Reproduce each line of the material exactly, minus any picture.

Data excerpts:
__________________________________________________

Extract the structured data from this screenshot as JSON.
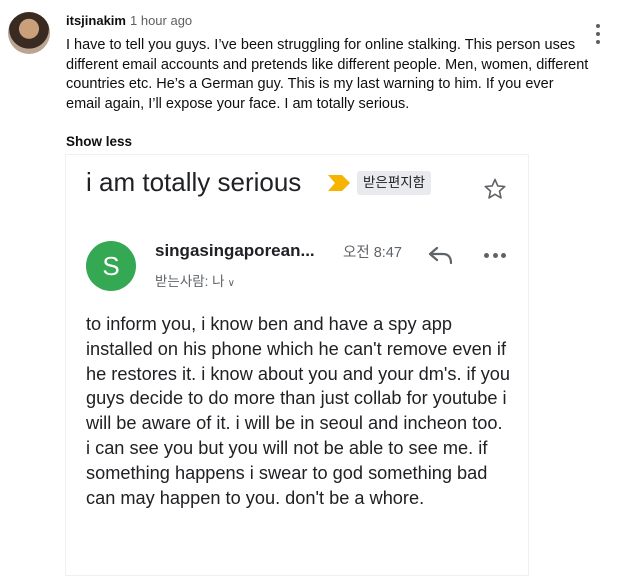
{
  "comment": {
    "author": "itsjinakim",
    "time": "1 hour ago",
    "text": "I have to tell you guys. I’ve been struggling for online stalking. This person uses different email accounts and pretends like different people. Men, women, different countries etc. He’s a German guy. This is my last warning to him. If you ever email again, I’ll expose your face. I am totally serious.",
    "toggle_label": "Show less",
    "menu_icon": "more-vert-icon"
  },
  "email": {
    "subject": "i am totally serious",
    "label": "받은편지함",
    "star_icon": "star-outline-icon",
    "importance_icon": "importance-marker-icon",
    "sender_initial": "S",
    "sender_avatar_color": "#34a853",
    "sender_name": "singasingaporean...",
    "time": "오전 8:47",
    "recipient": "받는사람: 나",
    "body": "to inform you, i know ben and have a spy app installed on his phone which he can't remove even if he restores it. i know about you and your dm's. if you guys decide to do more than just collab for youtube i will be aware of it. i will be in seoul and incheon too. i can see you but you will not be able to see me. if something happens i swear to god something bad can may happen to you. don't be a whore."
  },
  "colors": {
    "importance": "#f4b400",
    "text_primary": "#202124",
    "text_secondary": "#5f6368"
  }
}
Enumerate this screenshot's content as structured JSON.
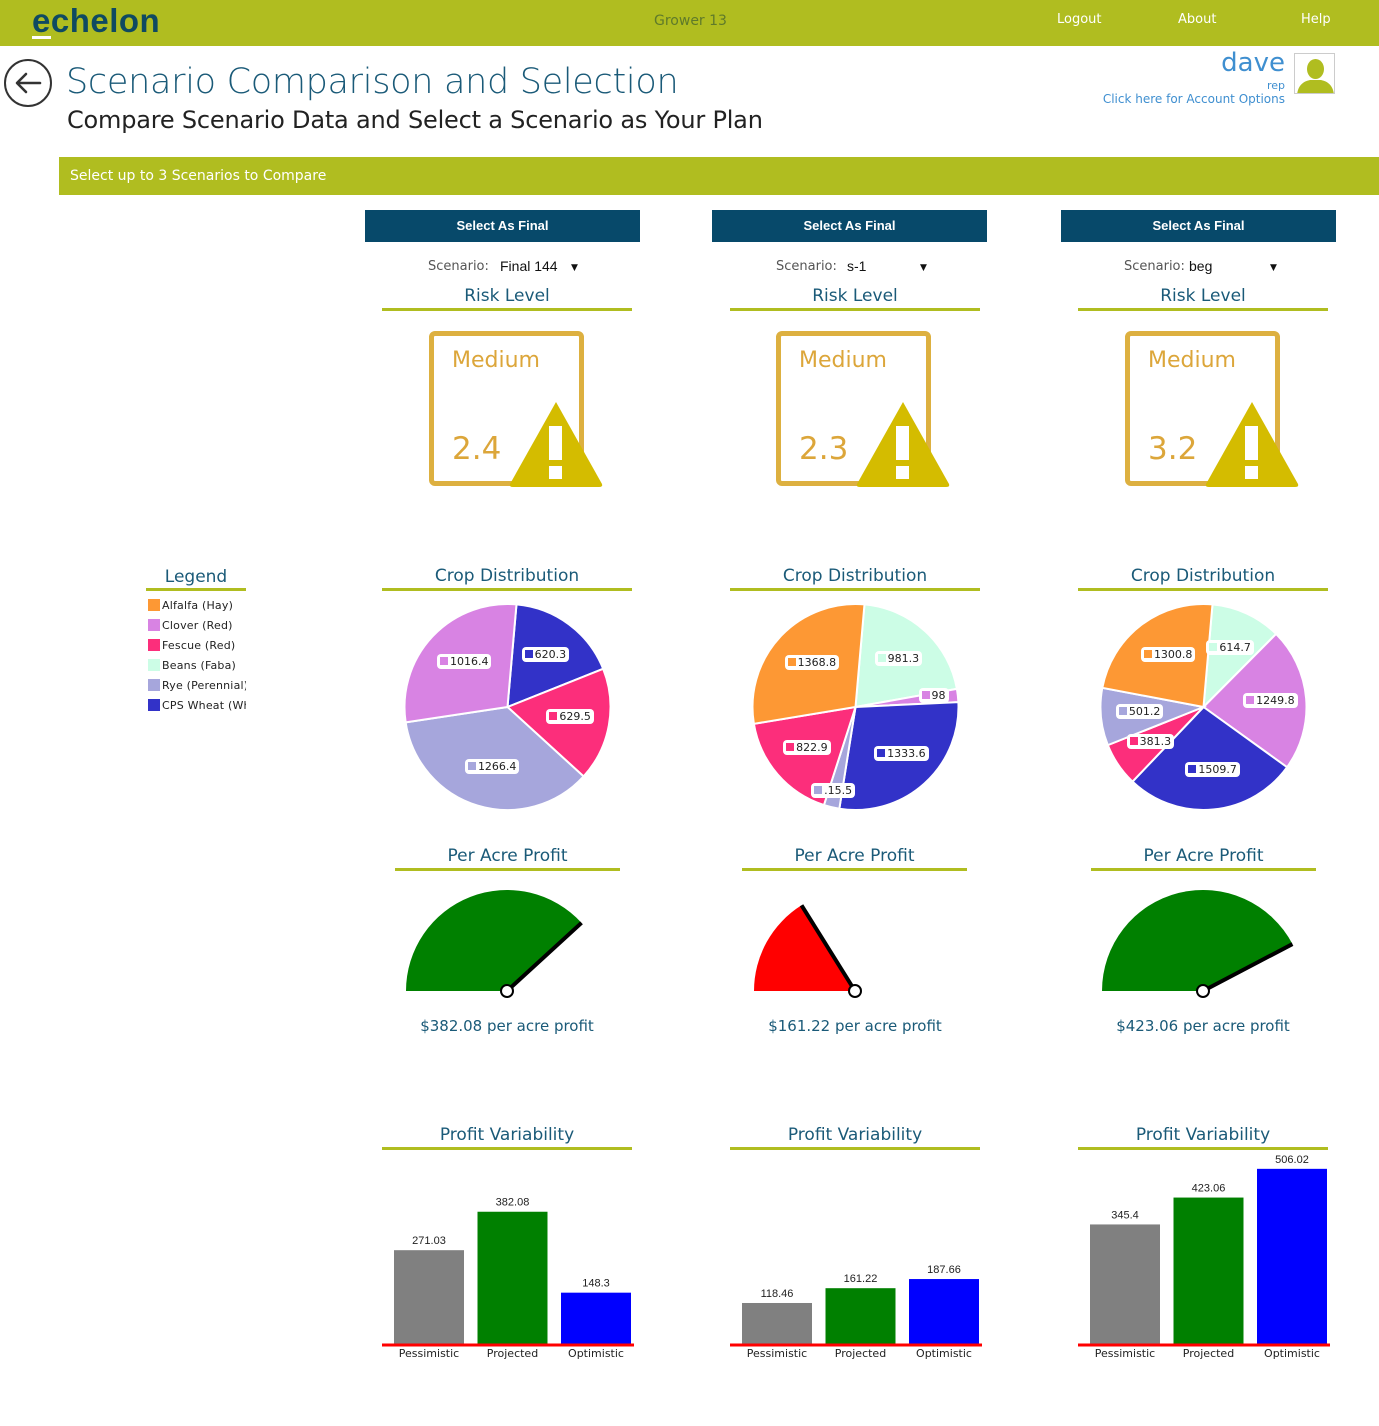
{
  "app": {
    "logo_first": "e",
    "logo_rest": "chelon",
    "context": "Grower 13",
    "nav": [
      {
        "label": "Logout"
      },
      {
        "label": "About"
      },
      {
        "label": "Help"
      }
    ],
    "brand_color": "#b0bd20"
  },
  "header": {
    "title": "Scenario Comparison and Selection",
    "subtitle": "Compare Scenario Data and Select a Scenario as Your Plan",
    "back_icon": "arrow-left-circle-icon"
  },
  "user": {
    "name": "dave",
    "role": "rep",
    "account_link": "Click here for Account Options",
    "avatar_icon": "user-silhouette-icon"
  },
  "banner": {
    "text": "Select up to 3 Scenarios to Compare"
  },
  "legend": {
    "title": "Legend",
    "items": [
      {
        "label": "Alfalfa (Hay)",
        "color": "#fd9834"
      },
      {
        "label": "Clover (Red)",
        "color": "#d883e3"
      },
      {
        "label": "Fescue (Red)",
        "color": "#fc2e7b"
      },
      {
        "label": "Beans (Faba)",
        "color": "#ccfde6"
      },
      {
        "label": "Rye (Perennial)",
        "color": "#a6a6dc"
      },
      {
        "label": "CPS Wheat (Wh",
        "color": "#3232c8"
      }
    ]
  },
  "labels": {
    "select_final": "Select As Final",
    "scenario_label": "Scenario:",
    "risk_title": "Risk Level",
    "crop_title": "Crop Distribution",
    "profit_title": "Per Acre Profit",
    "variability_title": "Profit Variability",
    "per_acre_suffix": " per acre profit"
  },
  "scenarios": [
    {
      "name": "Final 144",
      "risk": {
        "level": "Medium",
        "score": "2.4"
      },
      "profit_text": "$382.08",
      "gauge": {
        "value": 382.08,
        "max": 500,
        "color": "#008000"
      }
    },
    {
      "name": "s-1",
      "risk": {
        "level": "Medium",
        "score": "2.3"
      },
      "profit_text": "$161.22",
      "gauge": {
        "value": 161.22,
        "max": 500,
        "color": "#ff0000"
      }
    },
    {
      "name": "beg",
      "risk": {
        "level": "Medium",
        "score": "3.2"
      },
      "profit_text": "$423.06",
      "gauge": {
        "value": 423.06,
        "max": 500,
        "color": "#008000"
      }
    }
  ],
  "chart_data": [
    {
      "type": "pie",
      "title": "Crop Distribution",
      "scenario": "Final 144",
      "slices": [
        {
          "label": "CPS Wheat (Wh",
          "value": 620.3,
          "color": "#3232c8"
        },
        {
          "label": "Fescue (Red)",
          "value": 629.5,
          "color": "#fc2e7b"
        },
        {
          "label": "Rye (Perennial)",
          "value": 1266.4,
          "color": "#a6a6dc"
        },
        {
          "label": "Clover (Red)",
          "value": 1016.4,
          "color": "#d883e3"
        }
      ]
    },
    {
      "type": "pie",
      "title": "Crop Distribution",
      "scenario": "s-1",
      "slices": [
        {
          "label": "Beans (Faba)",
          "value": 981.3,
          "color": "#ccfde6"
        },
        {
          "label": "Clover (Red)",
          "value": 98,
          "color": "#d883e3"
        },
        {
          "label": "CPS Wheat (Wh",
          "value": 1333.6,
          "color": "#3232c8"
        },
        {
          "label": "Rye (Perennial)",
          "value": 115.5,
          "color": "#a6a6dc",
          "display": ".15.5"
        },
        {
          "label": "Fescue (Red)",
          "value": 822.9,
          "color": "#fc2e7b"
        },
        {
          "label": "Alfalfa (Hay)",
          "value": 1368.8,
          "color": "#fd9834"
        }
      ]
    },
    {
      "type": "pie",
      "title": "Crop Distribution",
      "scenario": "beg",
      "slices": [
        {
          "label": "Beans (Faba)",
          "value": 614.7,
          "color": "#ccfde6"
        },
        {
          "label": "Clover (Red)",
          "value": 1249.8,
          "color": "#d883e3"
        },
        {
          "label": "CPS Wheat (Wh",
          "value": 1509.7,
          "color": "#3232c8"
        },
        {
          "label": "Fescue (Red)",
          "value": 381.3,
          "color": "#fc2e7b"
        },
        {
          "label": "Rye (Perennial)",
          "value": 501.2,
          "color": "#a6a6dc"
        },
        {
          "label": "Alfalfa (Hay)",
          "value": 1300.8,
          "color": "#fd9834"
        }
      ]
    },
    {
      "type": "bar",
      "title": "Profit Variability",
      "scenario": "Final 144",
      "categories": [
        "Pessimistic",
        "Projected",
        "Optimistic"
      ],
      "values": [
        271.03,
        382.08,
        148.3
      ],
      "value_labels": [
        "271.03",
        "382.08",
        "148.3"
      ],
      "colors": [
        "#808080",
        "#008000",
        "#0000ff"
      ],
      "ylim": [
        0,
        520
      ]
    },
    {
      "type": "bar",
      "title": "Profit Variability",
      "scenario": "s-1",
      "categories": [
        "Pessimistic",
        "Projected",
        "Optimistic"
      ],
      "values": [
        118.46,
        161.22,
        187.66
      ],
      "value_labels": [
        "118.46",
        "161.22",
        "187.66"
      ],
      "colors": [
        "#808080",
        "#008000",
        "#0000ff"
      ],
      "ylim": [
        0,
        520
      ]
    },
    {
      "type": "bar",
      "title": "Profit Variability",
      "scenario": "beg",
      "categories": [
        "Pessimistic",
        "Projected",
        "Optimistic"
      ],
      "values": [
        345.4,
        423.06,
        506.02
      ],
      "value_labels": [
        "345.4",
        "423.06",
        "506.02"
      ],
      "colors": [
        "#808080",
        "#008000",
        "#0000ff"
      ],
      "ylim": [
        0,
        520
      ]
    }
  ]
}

__________________________________________________

**ANSWER BELOW:**
Extract the structured data from this screenshot as JSON.
{
  "comment": {
    "author": "itsjinakim",
    "time": "1 hour ago",
    "text": "I have to tell you guys. I’ve been struggling for online stalking. This person uses different email accounts and pretends like different people. Men, women, different countries etc. He’s a German guy. This is my last warning to him. If you ever email again, I’ll expose your face. I am totally serious.",
    "toggle_label": "Show less",
    "menu_icon": "more-vert-icon"
  },
  "email": {
    "subject": "i am totally serious",
    "label": "받은편지함",
    "star_icon": "star-outline-icon",
    "importance_icon": "importance-marker-icon",
    "sender_initial": "S",
    "sender_avatar_color": "#34a853",
    "sender_name": "singasingaporean...",
    "time": "오전 8:47",
    "recipient": "받는사람: 나",
    "body": "to inform you, i know ben and have a spy app installed on his phone which he can't remove even if he restores it. i know about you and your dm's. if you guys decide to do more than just collab for youtube i will be aware of it. i will be in seoul and incheon too. i can see you but you will not be able to see me. if something happens i swear to god something bad can may happen to you. don't be a whore."
  },
  "colors": {
    "importance": "#f4b400",
    "text_primary": "#202124",
    "text_secondary": "#5f6368"
  }
}
Enumerate this screenshot's content as structured JSON.
{
  "app": {
    "logo_first": "e",
    "logo_rest": "chelon",
    "context": "Grower 13",
    "nav": [
      {
        "label": "Logout"
      },
      {
        "label": "About"
      },
      {
        "label": "Help"
      }
    ],
    "brand_color": "#b0bd20"
  },
  "header": {
    "title": "Scenario Comparison and Selection",
    "subtitle": "Compare Scenario Data and Select a Scenario as Your Plan",
    "back_icon": "arrow-left-circle-icon"
  },
  "user": {
    "name": "dave",
    "role": "rep",
    "account_link": "Click here for Account Options",
    "avatar_icon": "user-silhouette-icon"
  },
  "banner": {
    "text": "Select up to 3 Scenarios to Compare"
  },
  "legend": {
    "title": "Legend",
    "items": [
      {
        "label": "Alfalfa (Hay)",
        "color": "#fd9834"
      },
      {
        "label": "Clover (Red)",
        "color": "#d883e3"
      },
      {
        "label": "Fescue (Red)",
        "color": "#fc2e7b"
      },
      {
        "label": "Beans (Faba)",
        "color": "#ccfde6"
      },
      {
        "label": "Rye (Perennial)",
        "color": "#a6a6dc"
      },
      {
        "label": "CPS Wheat (Wh",
        "color": "#3232c8"
      }
    ]
  },
  "labels": {
    "select_final": "Select As Final",
    "scenario_label": "Scenario:",
    "risk_title": "Risk Level",
    "crop_title": "Crop Distribution",
    "profit_title": "Per Acre Profit",
    "variability_title": "Profit Variability",
    "per_acre_suffix": " per acre profit"
  },
  "scenarios": [
    {
      "name": "Final 144",
      "risk": {
        "level": "Medium",
        "score": "2.4"
      },
      "profit_text": "$382.08",
      "gauge": {
        "value": 382.08,
        "max": 500,
        "color": "#008000"
      }
    },
    {
      "name": "s-1",
      "risk": {
        "level": "Medium",
        "score": "2.3"
      },
      "profit_text": "$161.22",
      "gauge": {
        "value": 161.22,
        "max": 500,
        "color": "#ff0000"
      }
    },
    {
      "name": "beg",
      "risk": {
        "level": "Medium",
        "score": "3.2"
      },
      "profit_text": "$423.06",
      "gauge": {
        "value": 423.06,
        "max": 500,
        "color": "#008000"
      }
    }
  ],
  "chart_data": [
    {
      "type": "pie",
      "title": "Crop Distribution",
      "scenario": "Final 144",
      "slices": [
        {
          "label": "CPS Wheat (Wh",
          "value": 620.3,
          "color": "#3232c8"
        },
        {
          "label": "Fescue (Red)",
          "value": 629.5,
          "color": "#fc2e7b"
        },
        {
          "label": "Rye (Perennial)",
          "value": 1266.4,
          "color": "#a6a6dc"
        },
        {
          "label": "Clover (Red)",
          "value": 1016.4,
          "color": "#d883e3"
        }
      ]
    },
    {
      "type": "pie",
      "title": "Crop Distribution",
      "scenario": "s-1",
      "slices": [
        {
          "label": "Beans (Faba)",
          "value": 981.3,
          "color": "#ccfde6"
        },
        {
          "label": "Clover (Red)",
          "value": 98,
          "color": "#d883e3"
        },
        {
          "label": "CPS Wheat (Wh",
          "value": 1333.6,
          "color": "#3232c8"
        },
        {
          "label": "Rye (Perennial)",
          "value": 115.5,
          "color": "#a6a6dc",
          "display": ".15.5"
        },
        {
          "label": "Fescue (Red)",
          "value": 822.9,
          "color": "#fc2e7b"
        },
        {
          "label": "Alfalfa (Hay)",
          "value": 1368.8,
          "color": "#fd9834"
        }
      ]
    },
    {
      "type": "pie",
      "title": "Crop Distribution",
      "scenario": "beg",
      "slices": [
        {
          "label": "Beans (Faba)",
          "value": 614.7,
          "color": "#ccfde6"
        },
        {
          "label": "Clover (Red)",
          "value": 1249.8,
          "color": "#d883e3"
        },
        {
          "label": "CPS Wheat (Wh",
          "value": 1509.7,
          "color": "#3232c8"
        },
        {
          "label": "Fescue (Red)",
          "value": 381.3,
          "color": "#fc2e7b"
        },
        {
          "label": "Rye (Perennial)",
          "value": 501.2,
          "color": "#a6a6dc"
        },
        {
          "label": "Alfalfa (Hay)",
          "value": 1300.8,
          "color": "#fd9834"
        }
      ]
    },
    {
      "type": "bar",
      "title": "Profit Variability",
      "scenario": "Final 144",
      "categories": [
        "Pessimistic",
        "Projected",
        "Optimistic"
      ],
      "values": [
        271.03,
        382.08,
        148.3
      ],
      "value_labels": [
        "271.03",
        "382.08",
        "148.3"
      ],
      "colors": [
        "#808080",
        "#008000",
        "#0000ff"
      ],
      "ylim": [
        0,
        520
      ]
    },
    {
      "type": "bar",
      "title": "Profit Variability",
      "scenario": "s-1",
      "categories": [
        "Pessimistic",
        "Projected",
        "Optimistic"
      ],
      "values": [
        118.46,
        161.22,
        187.66
      ],
      "value_labels": [
        "118.46",
        "161.22",
        "187.66"
      ],
      "colors": [
        "#808080",
        "#008000",
        "#0000ff"
      ],
      "ylim": [
        0,
        520
      ]
    },
    {
      "type": "bar",
      "title": "Profit Variability",
      "scenario": "beg",
      "categories": [
        "Pessimistic",
        "Projected",
        "Optimistic"
      ],
      "values": [
        345.4,
        423.06,
        506.02
      ],
      "value_labels": [
        "345.4",
        "423.06",
        "506.02"
      ],
      "colors": [
        "#808080",
        "#008000",
        "#0000ff"
      ],
      "ylim": [
        0,
        520
      ]
    }
  ]
}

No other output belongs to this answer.